» WHAT IS BEING ASKED
Could you show each line of the records that contains the word "icon"?

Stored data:
________________
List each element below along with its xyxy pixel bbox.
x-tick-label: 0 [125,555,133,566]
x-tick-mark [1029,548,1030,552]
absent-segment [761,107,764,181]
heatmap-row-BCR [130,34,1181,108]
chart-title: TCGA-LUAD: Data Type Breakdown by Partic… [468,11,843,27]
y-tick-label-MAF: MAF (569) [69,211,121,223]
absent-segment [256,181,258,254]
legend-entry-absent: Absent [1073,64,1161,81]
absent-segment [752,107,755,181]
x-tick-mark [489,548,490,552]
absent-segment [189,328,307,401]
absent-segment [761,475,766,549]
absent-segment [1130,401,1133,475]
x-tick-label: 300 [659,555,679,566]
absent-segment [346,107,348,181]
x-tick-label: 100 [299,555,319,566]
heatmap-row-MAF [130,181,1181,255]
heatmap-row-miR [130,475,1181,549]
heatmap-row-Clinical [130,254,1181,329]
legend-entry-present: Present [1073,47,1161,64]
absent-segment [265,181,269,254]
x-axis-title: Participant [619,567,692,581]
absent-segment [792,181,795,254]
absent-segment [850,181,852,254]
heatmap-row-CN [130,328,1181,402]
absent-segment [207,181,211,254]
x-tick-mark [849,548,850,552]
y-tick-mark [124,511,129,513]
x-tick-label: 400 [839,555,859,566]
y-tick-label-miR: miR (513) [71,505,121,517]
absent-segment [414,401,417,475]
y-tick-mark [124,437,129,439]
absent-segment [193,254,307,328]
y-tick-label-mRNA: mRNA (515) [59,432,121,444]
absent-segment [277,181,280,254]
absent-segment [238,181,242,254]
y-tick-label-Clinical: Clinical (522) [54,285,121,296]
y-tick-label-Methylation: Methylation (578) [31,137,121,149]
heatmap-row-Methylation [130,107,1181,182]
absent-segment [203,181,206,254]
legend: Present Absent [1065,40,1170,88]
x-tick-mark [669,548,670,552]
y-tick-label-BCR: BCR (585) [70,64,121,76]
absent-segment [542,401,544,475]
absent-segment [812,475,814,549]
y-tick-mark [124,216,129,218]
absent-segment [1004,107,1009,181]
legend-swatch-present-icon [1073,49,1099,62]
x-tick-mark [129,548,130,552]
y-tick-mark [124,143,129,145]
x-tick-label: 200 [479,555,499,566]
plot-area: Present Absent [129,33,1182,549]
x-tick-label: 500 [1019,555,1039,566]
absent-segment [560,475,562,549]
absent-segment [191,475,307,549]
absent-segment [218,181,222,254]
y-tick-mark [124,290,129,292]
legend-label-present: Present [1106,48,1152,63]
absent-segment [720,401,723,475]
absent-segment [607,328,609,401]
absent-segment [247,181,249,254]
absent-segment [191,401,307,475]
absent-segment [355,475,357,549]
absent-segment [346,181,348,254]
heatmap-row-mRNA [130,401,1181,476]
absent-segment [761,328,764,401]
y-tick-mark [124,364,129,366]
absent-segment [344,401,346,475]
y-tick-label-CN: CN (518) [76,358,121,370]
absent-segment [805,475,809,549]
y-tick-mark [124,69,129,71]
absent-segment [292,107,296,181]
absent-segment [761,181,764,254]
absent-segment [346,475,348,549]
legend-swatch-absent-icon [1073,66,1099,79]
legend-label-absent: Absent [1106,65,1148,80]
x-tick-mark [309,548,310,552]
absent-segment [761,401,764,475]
________________
» RESPONSE
legend-swatch-present-icon [1073,49,1099,62]
legend-swatch-absent-icon [1073,66,1099,79]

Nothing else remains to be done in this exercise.